• The request
Repeat the items verbatim, everything from the line containing "x-tick-label: 0.1 — [101, 298, 122, 311]" down to the line containing "y-tick-label: 1 — [36, 230, 42, 242]", inclusive.

(Layout element annotations)
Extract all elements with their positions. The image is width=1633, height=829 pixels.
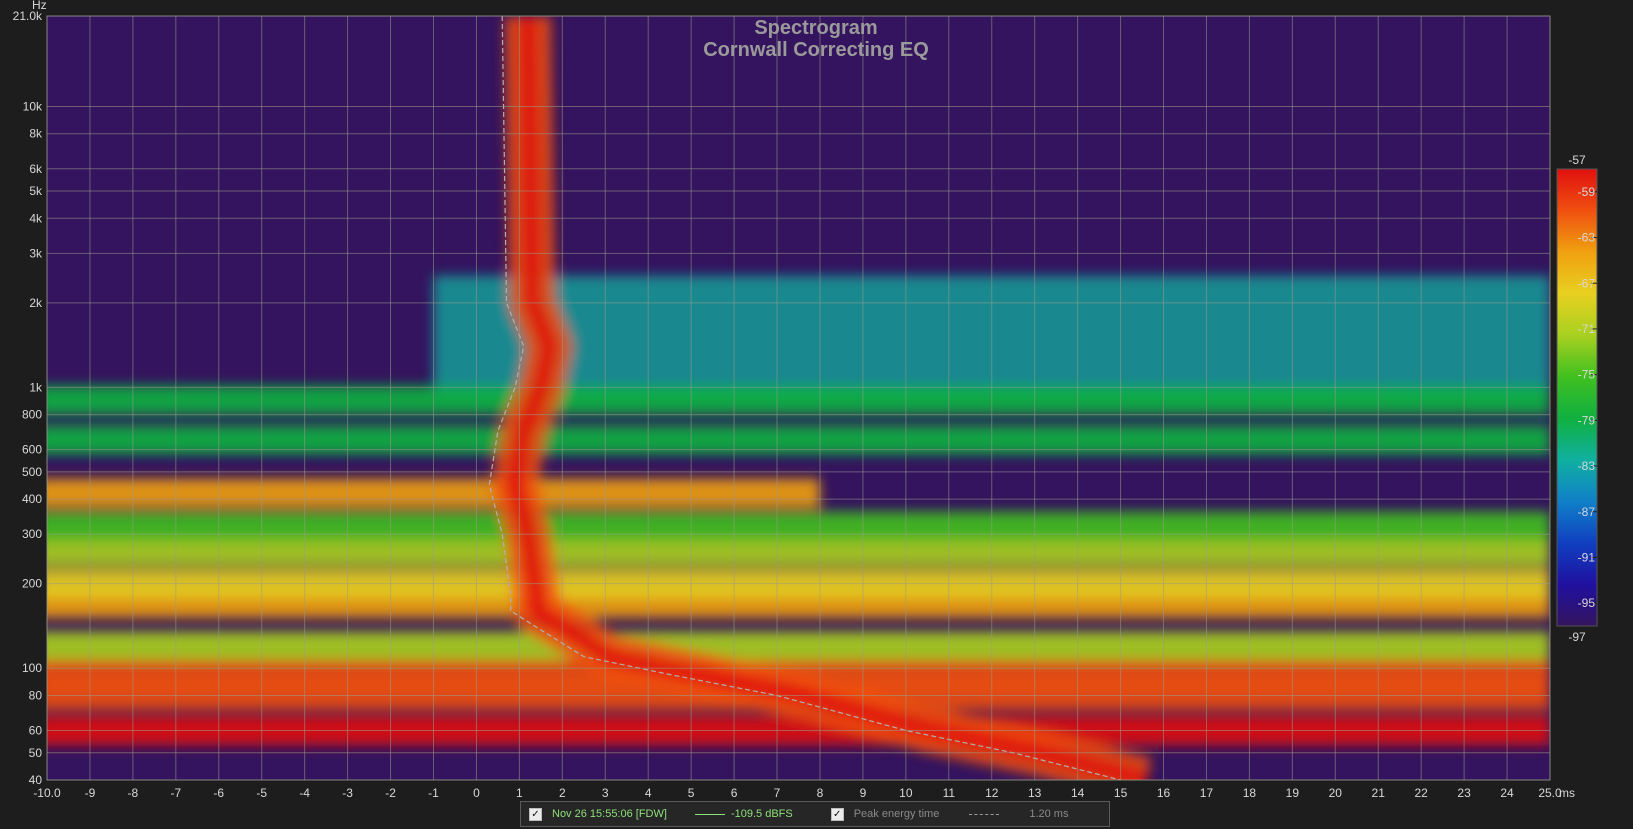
y-tick-label: 3k (29, 246, 43, 260)
chart-title: Spectrogram (754, 17, 877, 39)
x-tick-label: 17 (1200, 786, 1214, 800)
chart-subtitle: Cornwall Correcting EQ (703, 39, 929, 61)
colorbar-gradient (1556, 168, 1598, 627)
y-tick-label: 80 (29, 688, 43, 702)
x-tick-label: 8 (817, 786, 824, 800)
peak-energy-line-swatch (969, 813, 1000, 815)
colorbar-tick-label: -75 (1578, 368, 1596, 382)
energy-band (47, 511, 1550, 542)
y-tick-label: 500 (22, 465, 42, 479)
x-tick-label: 21 (1372, 786, 1386, 800)
x-tick-label: 5 (688, 786, 695, 800)
x-tick-label: 3 (602, 786, 609, 800)
x-tick-label: 4 (645, 786, 652, 800)
energy-bands (47, 16, 1550, 780)
peak-energy-checkbox[interactable]: ✓ (830, 807, 844, 821)
grid (46, 15, 1551, 781)
x-tick-label: -10.0 (33, 786, 61, 800)
colorbar-tick-label: -59 (1578, 185, 1596, 199)
colorbar-tick-label: -57 (1568, 153, 1586, 167)
y-tick-label: 50 (29, 746, 43, 760)
colorbar: -57 -59 -63 -67 -71 -75 -79 -83 -87 -91 -95 -97 (1556, 153, 1598, 644)
x-tick-label: 22 (1414, 786, 1428, 800)
y-tick-label: 100 (22, 661, 42, 675)
plot-frame (46, 15, 1551, 781)
measurement-checkbox[interactable]: ✓ (529, 807, 542, 821)
x-tick-label: 1 (516, 786, 523, 800)
colorbar-tick-label: -87 (1578, 505, 1596, 519)
y-tick-label: 1k (29, 380, 43, 394)
x-tick-label: 0 (473, 786, 480, 800)
x-tick-label: 7 (774, 786, 781, 800)
energy-band (47, 631, 1550, 661)
x-tick-label: -6 (213, 786, 224, 800)
legend-bar: ✓ Nov 26 15:55:06 [FDW] -109.5 dBFS ✓ Pe… (520, 801, 1110, 827)
x-tick-label: -8 (128, 786, 139, 800)
x-tick-label: 24 (1500, 786, 1514, 800)
measurement-label: Nov 26 15:55:06 [FDW] (552, 808, 667, 820)
y-tick-label: 2k (29, 296, 43, 310)
colorbar-tick-label: -79 (1578, 413, 1596, 427)
x-axis-unit: ms (1559, 786, 1575, 800)
y-tick-label: 200 (22, 577, 42, 591)
x-tick-label: 25.0 (1538, 786, 1562, 800)
x-tick-label: 10 (899, 786, 913, 800)
colorbar-tick-label: -95 (1578, 596, 1596, 610)
x-tick-label: 19 (1286, 786, 1300, 800)
y-tick-label: 60 (29, 724, 43, 738)
x-tick-label: -4 (299, 786, 310, 800)
plot-area (47, 16, 1550, 780)
x-tick-label: 9 (860, 786, 867, 800)
x-tick-label: 20 (1329, 786, 1343, 800)
x-tick-label: -1 (428, 786, 439, 800)
colorbar-tick-label: -97 (1568, 630, 1586, 644)
x-tick-label: 12 (985, 786, 999, 800)
colorbar-tick-label: -83 (1578, 459, 1596, 473)
colorbar-tick-label: -91 (1578, 550, 1596, 564)
x-tick-label: 14 (1071, 786, 1085, 800)
x-tick-label: 2 (559, 786, 566, 800)
y-tick-label: 10k (23, 100, 43, 114)
y-tick-label: 600 (22, 443, 42, 457)
x-tick-label: 13 (1028, 786, 1042, 800)
x-tick-label: -7 (170, 786, 181, 800)
energy-band (47, 536, 1550, 567)
y-tick-label: 6k (29, 162, 43, 176)
peak-energy-label: Peak energy time (853, 808, 940, 820)
y-axis-unit: Hz (32, 0, 47, 12)
x-tick-label: 16 (1157, 786, 1171, 800)
colorbar-tick-label: -71 (1578, 322, 1596, 336)
x-tick-label: -5 (256, 786, 267, 800)
x-axis: -10.0 -9 -8 -7 -6 -5 -4 -3 -2 -1 0 1 2 3 4 5 6 7 8 9 10 11 12 1… (33, 786, 1562, 800)
y-tick-label: 8k (29, 127, 43, 141)
energy-band (47, 478, 820, 508)
x-tick-label: 11 (943, 786, 956, 800)
x-tick-label: -3 (342, 786, 353, 800)
colorbar-tick-label: -67 (1578, 276, 1596, 290)
y-axis: 21.0k 10k 8k 6k 5k 4k 3k 2k 1k 800 600 500 400 300 200… (13, 9, 43, 787)
measurement-line-swatch (694, 813, 725, 815)
y-tick-label: 4k (29, 211, 43, 225)
y-tick-label: 300 (22, 527, 42, 541)
x-tick-label: -9 (85, 786, 96, 800)
x-tick-label: 23 (1457, 786, 1471, 800)
x-tick-label: -2 (385, 786, 396, 800)
y-tick-label: 400 (22, 492, 42, 506)
measurement-value: -109.5 dBFS (730, 808, 793, 820)
energy-core-peak (506, 16, 1149, 780)
x-tick-label: 18 (1243, 786, 1257, 800)
y-tick-label: 40 (29, 773, 43, 787)
colorbar-tick-label: -63 (1578, 231, 1596, 245)
energy-band (47, 425, 1550, 455)
x-tick-label: 15 (1114, 786, 1128, 800)
y-tick-label: 800 (22, 408, 42, 422)
x-tick-label: 6 (731, 786, 738, 800)
energy-band (47, 385, 1550, 415)
peak-energy-value: 1.20 ms (1029, 808, 1069, 820)
y-tick-label: 21.0k (13, 9, 43, 23)
y-tick-label: 5k (29, 184, 43, 198)
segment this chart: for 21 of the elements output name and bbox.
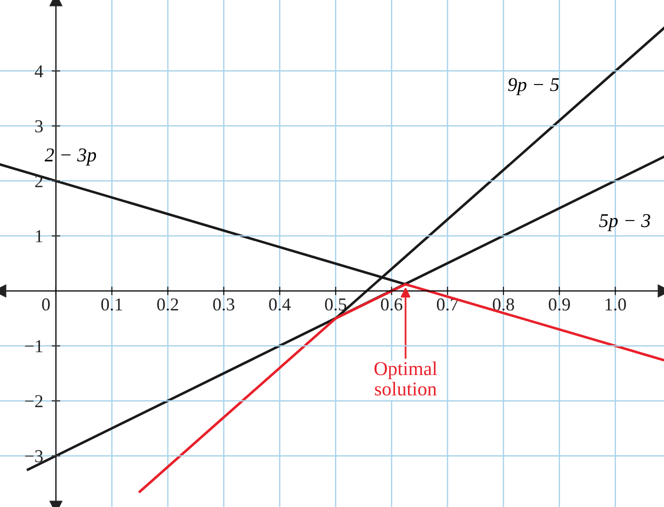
x-tick-label: 0.1 — [101, 298, 122, 311]
series-label: 9p − 5 — [508, 78, 559, 96]
y-tick-label: 4 — [34, 65, 44, 78]
x-tick-label: 0.4 — [269, 298, 291, 311]
y-tick-label: −3 — [25, 450, 43, 462]
x-tick-label: 0 — [42, 298, 50, 311]
y-tick-label: 3 — [35, 120, 43, 132]
annotation: Optimal solution — [374, 362, 438, 396]
y-tick-label: −2 — [25, 395, 42, 408]
series-label: 2 − 3p — [44, 148, 96, 166]
y-tick-label: 2 — [35, 175, 42, 188]
x-tick-label: 1.0 — [606, 298, 626, 311]
y-tick-label: −1 — [25, 340, 42, 352]
x-tick-label: 0.9 — [548, 298, 570, 311]
x-tick-label: 0.6 — [380, 298, 402, 311]
x-tick-label: 0.5 — [325, 298, 346, 311]
x-tick-label: 0.2 — [157, 298, 178, 311]
series-label: 5p − 3 — [599, 214, 650, 232]
x-tick-label: 0.8 — [492, 298, 514, 311]
x-tick-label: 0.3 — [213, 298, 234, 311]
y-tick-label: 1 — [36, 230, 42, 242]
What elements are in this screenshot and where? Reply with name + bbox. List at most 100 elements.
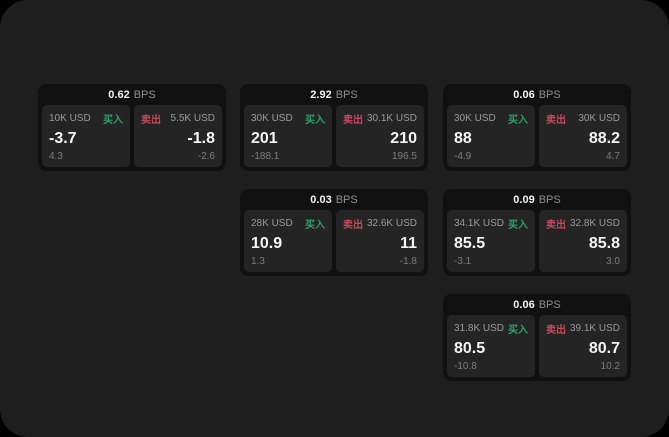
buy-tile-header: 10K USD 买入: [49, 111, 123, 126]
buy-sub-value: 4.3: [49, 151, 63, 162]
buy-sub-value: -3.1: [454, 256, 472, 267]
sell-sub-value: 10.2: [600, 361, 620, 372]
quote-card-4: 0.03 BPS 28K USD 买入 10.9 1.3 卖出 32.6K US…: [240, 189, 428, 276]
quote-tiles: 34.1K USD 买入 85.5 -3.1 卖出 32.8K USD 85.8…: [443, 210, 631, 276]
sell-tile-header: 卖出 32.6K USD: [343, 216, 417, 231]
buy-sub-value: -10.8: [454, 361, 477, 372]
sell-side-label: 卖出: [141, 115, 161, 126]
buy-quote-tile[interactable]: 28K USD 买入 10.9 1.3: [244, 210, 332, 272]
sell-sub-value: 3.0: [606, 256, 620, 267]
bps-header: 0.03 BPS: [240, 189, 428, 210]
sell-side-label: 卖出: [546, 325, 566, 336]
sell-price: 85.8: [588, 234, 620, 252]
buy-price: 88: [454, 129, 472, 147]
quote-tiles: 30K USD 买入 88 -4.9 卖出 30K USD 88.2 4.7: [443, 105, 631, 171]
buy-sub-value: 1.3: [251, 256, 265, 267]
sell-price: 88.2: [588, 129, 620, 147]
sell-sub-value: -1.8: [399, 256, 417, 267]
buy-tile-header: 28K USD 买入: [251, 216, 325, 231]
bps-unit-label: BPS: [335, 193, 358, 206]
buy-price: 10.9: [251, 234, 283, 252]
buy-side-label: 买入: [305, 220, 325, 231]
buy-quote-tile[interactable]: 30K USD 买入 88 -4.9: [447, 105, 535, 167]
quote-card-1: 0.62 BPS 10K USD 买入 -3.7 4.3 卖出 5.5K USD…: [38, 84, 226, 171]
bps-unit-label: BPS: [538, 193, 561, 206]
bps-unit-label: BPS: [538, 88, 561, 101]
quote-card-3: 0.06 BPS 30K USD 买入 88 -4.9 卖出 30K USD 8…: [443, 84, 631, 171]
bps-header: 0.09 BPS: [443, 189, 631, 210]
sell-price: 11: [400, 234, 417, 252]
bps-unit-label: BPS: [133, 88, 156, 101]
buy-side-label: 买入: [508, 220, 528, 231]
sell-quote-tile[interactable]: 卖出 39.1K USD 80.7 10.2: [539, 315, 627, 377]
bps-header: 2.92 BPS: [240, 84, 428, 105]
sell-price: -1.8: [187, 129, 215, 147]
buy-price: 201: [251, 129, 278, 147]
buy-quote-tile[interactable]: 10K USD 买入 -3.7 4.3: [42, 105, 130, 167]
bps-unit-label: BPS: [538, 298, 561, 311]
sell-tile-header: 卖出 30K USD: [546, 111, 620, 126]
sell-side-label: 卖出: [546, 220, 566, 231]
sell-sub-value: -2.6: [197, 151, 215, 162]
quote-tiles: 30K USD 买入 201 -188.1 卖出 30.1K USD 210 1…: [240, 105, 428, 171]
sell-side-label: 卖出: [546, 115, 566, 126]
quote-tiles: 31.8K USD 买入 80.5 -10.8 卖出 39.1K USD 80.…: [443, 315, 631, 381]
sell-size: 32.8K USD: [569, 218, 620, 229]
sell-sub-value: 4.7: [606, 151, 620, 162]
buy-tile-header: 30K USD 买入: [454, 111, 528, 126]
bps-unit-label: BPS: [335, 88, 358, 101]
bps-header: 0.62 BPS: [38, 84, 226, 105]
sell-quote-tile[interactable]: 卖出 30.1K USD 210 196.5: [336, 105, 424, 167]
sell-size: 5.5K USD: [170, 113, 215, 124]
buy-size: 30K USD: [454, 113, 496, 124]
sell-size: 30K USD: [578, 113, 620, 124]
sell-quote-tile[interactable]: 卖出 5.5K USD -1.8 -2.6: [134, 105, 222, 167]
bps-value: 0.06: [513, 298, 535, 311]
buy-side-label: 买入: [508, 115, 528, 126]
bps-value: 2.92: [310, 88, 332, 101]
sell-side-label: 卖出: [343, 115, 363, 126]
buy-size: 28K USD: [251, 218, 293, 229]
buy-tile-header: 30K USD 买入: [251, 111, 325, 126]
bps-header: 0.06 BPS: [443, 84, 631, 105]
sell-price: 80.7: [588, 339, 620, 357]
sell-price: 210: [390, 129, 417, 147]
buy-sub-value: -188.1: [251, 151, 280, 162]
sell-quote-tile[interactable]: 卖出 32.8K USD 85.8 3.0: [539, 210, 627, 272]
sell-tile-header: 卖出 30.1K USD: [343, 111, 417, 126]
buy-size: 31.8K USD: [454, 323, 505, 334]
quote-tiles: 28K USD 买入 10.9 1.3 卖出 32.6K USD 11 -1.8: [240, 210, 428, 276]
buy-side-label: 买入: [305, 115, 325, 126]
buy-price: 85.5: [454, 234, 486, 252]
bps-value: 0.03: [310, 193, 332, 206]
buy-quote-tile[interactable]: 34.1K USD 买入 85.5 -3.1: [447, 210, 535, 272]
buy-quote-tile[interactable]: 31.8K USD 买入 80.5 -10.8: [447, 315, 535, 377]
bps-value: 0.06: [513, 88, 535, 101]
buy-side-label: 买入: [103, 115, 123, 126]
sell-size: 39.1K USD: [569, 323, 620, 334]
sell-quote-tile[interactable]: 卖出 30K USD 88.2 4.7: [539, 105, 627, 167]
buy-size: 34.1K USD: [454, 218, 505, 229]
buy-side-label: 买入: [508, 325, 528, 336]
sell-size: 32.6K USD: [366, 218, 417, 229]
quote-tiles: 10K USD 买入 -3.7 4.3 卖出 5.5K USD -1.8 -2.…: [38, 105, 226, 171]
buy-price: -3.7: [49, 129, 77, 147]
buy-size: 30K USD: [251, 113, 293, 124]
sell-side-label: 卖出: [343, 220, 363, 231]
bps-value: 0.62: [108, 88, 130, 101]
quote-card-2: 2.92 BPS 30K USD 买入 201 -188.1 卖出 30.1K …: [240, 84, 428, 171]
quote-card-6: 0.06 BPS 31.8K USD 买入 80.5 -10.8 卖出 39.1…: [443, 294, 631, 381]
buy-price: 80.5: [454, 339, 486, 357]
bps-header: 0.06 BPS: [443, 294, 631, 315]
sell-sub-value: 196.5: [391, 151, 417, 162]
sell-size: 30.1K USD: [366, 113, 417, 124]
buy-tile-header: 31.8K USD 买入: [454, 321, 528, 336]
buy-tile-header: 34.1K USD 买入: [454, 216, 528, 231]
quote-card-5: 0.09 BPS 34.1K USD 买入 85.5 -3.1 卖出 32.8K…: [443, 189, 631, 276]
sell-tile-header: 卖出 39.1K USD: [546, 321, 620, 336]
sell-quote-tile[interactable]: 卖出 32.6K USD 11 -1.8: [336, 210, 424, 272]
buy-size: 10K USD: [49, 113, 91, 124]
sell-tile-header: 卖出 32.8K USD: [546, 216, 620, 231]
buy-quote-tile[interactable]: 30K USD 买入 201 -188.1: [244, 105, 332, 167]
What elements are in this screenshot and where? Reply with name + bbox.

• Output of the exercise
x-tick-label: 0.1 — [101, 298, 122, 311]
series-label: 9p − 5 — [508, 78, 559, 96]
y-tick-label: 4 — [34, 65, 44, 78]
x-tick-label: 0.4 — [269, 298, 291, 311]
y-tick-label: −3 — [25, 450, 43, 462]
x-tick-label: 0 — [42, 298, 50, 311]
y-tick-label: 3 — [35, 120, 43, 132]
annotation: Optimal solution — [374, 362, 438, 396]
y-tick-label: −2 — [25, 395, 42, 408]
series-label: 2 − 3p — [44, 148, 96, 166]
y-tick-label: 2 — [35, 175, 42, 188]
x-tick-label: 1.0 — [606, 298, 626, 311]
y-tick-label: −1 — [25, 340, 42, 352]
x-tick-label: 0.9 — [548, 298, 570, 311]
x-tick-label: 0.6 — [380, 298, 402, 311]
x-tick-label: 0.5 — [325, 298, 346, 311]
x-tick-label: 0.2 — [157, 298, 178, 311]
series-label: 5p − 3 — [599, 214, 650, 232]
x-tick-label: 0.8 — [492, 298, 514, 311]
x-tick-label: 0.3 — [213, 298, 234, 311]
y-tick-label: 1 — [36, 230, 42, 242]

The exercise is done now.